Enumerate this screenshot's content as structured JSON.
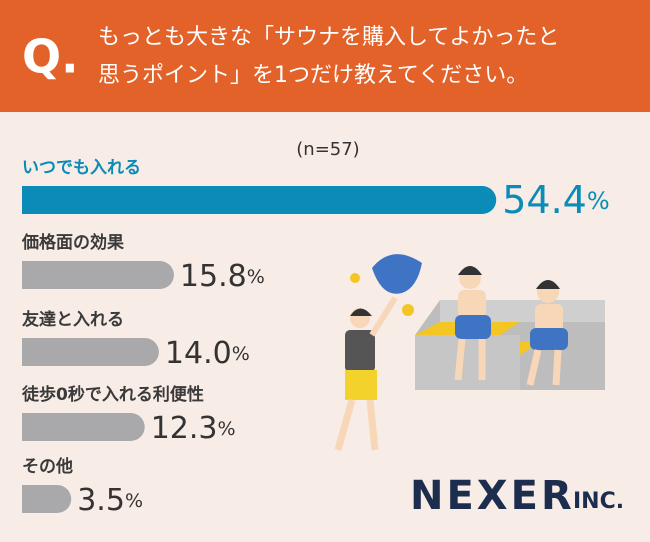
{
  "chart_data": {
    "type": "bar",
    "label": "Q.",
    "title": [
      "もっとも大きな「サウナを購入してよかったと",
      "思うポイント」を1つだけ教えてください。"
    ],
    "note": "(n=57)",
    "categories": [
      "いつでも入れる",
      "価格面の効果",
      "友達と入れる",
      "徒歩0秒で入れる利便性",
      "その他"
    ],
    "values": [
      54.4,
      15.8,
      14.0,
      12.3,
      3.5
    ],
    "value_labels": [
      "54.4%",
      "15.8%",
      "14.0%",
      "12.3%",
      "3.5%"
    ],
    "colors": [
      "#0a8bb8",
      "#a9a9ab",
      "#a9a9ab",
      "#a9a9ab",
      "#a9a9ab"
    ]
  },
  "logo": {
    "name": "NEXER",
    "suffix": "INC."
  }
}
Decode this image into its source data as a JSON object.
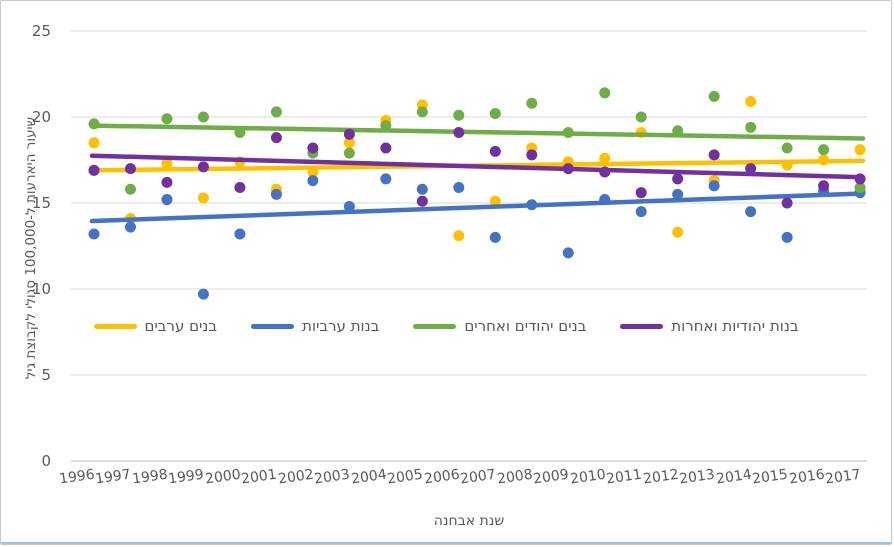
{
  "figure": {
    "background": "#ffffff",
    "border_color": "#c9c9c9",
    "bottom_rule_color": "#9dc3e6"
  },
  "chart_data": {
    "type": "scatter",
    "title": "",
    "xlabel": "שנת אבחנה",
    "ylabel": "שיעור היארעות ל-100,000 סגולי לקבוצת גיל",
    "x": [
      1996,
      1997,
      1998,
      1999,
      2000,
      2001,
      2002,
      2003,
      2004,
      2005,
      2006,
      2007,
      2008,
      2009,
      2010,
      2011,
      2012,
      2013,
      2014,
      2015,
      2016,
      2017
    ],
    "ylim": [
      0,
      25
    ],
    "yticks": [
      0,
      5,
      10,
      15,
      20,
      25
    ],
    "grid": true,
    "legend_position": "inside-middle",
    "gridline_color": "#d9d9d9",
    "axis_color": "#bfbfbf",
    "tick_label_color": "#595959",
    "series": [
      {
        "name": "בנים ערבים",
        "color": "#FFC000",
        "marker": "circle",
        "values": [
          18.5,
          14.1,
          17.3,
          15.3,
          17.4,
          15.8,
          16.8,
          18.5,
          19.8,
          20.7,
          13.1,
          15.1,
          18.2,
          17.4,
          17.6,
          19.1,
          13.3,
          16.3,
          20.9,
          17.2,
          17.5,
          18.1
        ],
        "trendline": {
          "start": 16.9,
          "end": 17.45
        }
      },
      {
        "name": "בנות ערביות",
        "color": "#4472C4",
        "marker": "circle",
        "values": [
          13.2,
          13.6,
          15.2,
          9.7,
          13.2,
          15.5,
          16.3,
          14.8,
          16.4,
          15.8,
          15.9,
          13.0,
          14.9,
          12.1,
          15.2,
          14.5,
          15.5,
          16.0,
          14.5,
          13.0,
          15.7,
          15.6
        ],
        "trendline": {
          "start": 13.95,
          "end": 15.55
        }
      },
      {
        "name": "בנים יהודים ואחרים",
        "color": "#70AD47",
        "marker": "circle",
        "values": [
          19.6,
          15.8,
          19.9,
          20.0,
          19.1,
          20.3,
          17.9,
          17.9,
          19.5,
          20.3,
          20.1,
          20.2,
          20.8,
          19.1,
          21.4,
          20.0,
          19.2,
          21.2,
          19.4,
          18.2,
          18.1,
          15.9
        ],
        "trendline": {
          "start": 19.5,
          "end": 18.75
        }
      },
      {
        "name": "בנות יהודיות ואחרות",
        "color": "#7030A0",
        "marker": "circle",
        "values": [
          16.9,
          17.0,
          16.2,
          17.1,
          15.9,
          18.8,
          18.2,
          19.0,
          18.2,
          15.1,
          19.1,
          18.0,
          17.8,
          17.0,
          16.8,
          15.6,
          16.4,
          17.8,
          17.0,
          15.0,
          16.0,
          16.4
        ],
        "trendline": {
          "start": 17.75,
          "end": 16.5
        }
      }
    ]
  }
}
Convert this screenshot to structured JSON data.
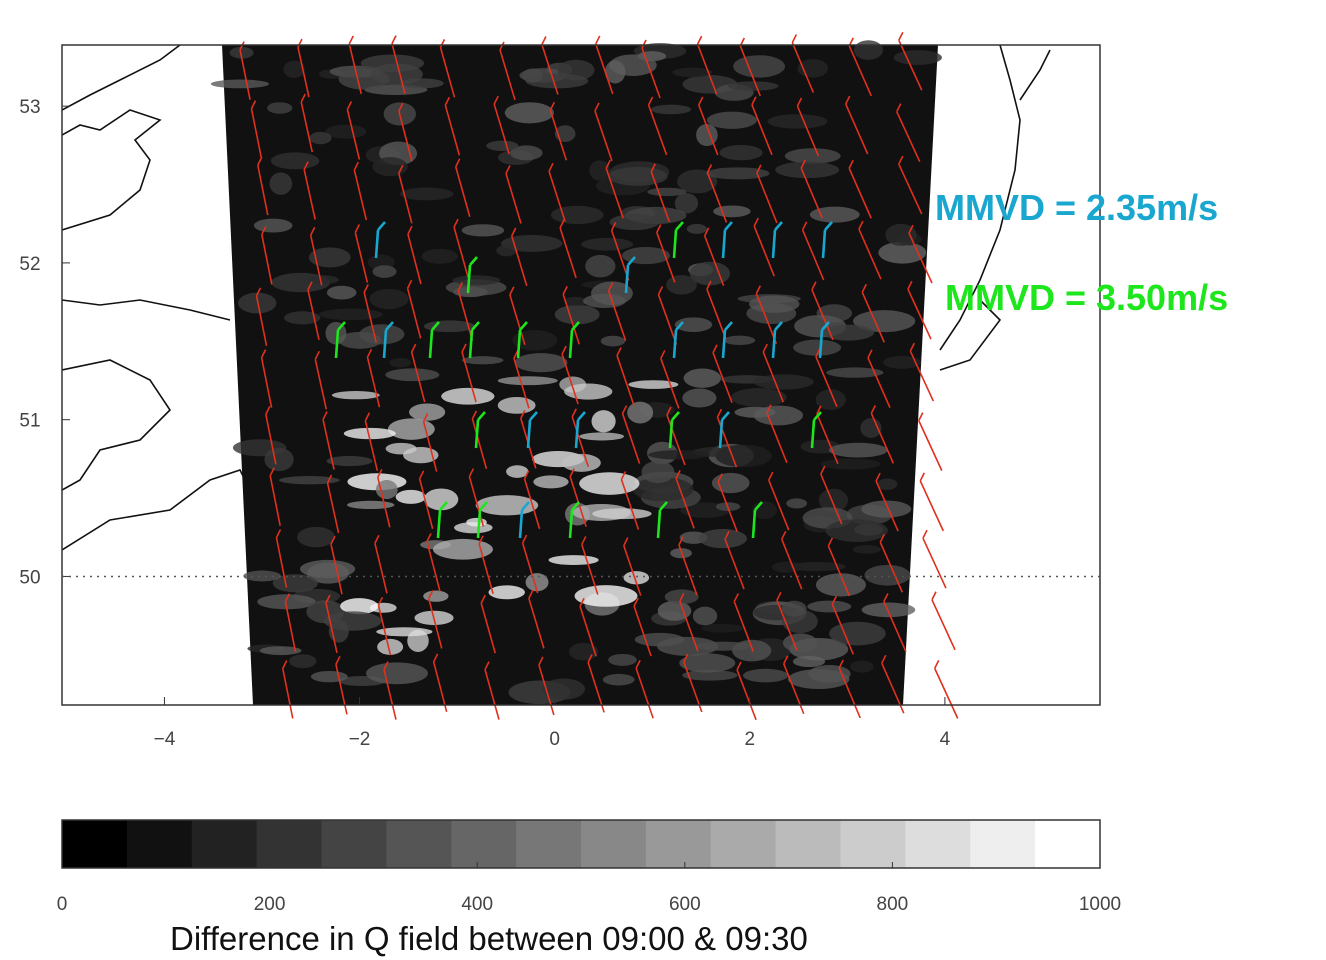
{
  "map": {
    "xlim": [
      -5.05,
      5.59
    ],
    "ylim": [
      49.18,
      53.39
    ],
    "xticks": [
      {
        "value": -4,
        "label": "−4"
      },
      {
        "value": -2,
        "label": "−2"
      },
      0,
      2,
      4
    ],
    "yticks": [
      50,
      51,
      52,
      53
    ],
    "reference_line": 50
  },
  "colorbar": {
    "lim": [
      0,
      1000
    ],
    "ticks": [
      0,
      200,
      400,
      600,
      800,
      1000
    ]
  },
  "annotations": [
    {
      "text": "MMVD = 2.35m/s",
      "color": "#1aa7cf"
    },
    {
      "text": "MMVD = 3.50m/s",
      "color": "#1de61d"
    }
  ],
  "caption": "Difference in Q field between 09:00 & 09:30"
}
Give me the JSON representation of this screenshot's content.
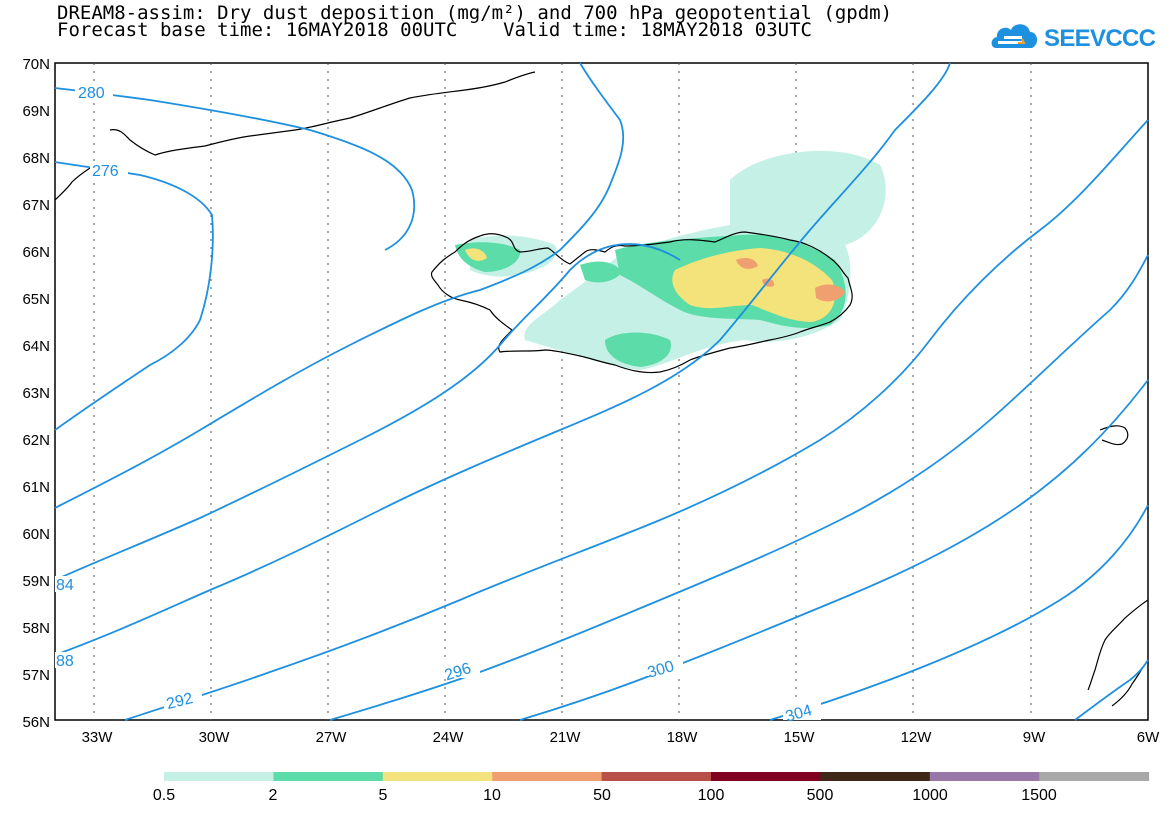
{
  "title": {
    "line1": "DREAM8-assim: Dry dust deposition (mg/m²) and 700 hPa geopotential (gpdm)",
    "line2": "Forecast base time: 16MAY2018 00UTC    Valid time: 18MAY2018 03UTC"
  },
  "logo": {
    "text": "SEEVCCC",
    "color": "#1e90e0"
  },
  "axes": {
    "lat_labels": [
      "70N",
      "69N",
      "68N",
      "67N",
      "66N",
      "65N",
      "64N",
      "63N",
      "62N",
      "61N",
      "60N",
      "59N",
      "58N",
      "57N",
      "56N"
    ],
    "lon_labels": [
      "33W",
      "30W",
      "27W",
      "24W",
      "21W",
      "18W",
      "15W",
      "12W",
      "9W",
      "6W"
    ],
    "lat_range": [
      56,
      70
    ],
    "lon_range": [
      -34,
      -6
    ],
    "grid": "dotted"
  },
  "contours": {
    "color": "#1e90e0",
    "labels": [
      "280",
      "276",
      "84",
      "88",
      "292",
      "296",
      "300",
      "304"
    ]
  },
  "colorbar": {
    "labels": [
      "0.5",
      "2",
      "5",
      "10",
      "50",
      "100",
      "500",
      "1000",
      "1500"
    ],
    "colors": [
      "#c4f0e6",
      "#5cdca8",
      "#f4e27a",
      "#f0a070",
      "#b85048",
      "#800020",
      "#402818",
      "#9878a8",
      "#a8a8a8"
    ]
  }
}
-------
Work to be completed → In the records above, find each line with the word "start" and copy it.

Exercise response →
          "start": 16.9,
          "start": 13.95,
          "start": 19.5,
          "start": 17.75,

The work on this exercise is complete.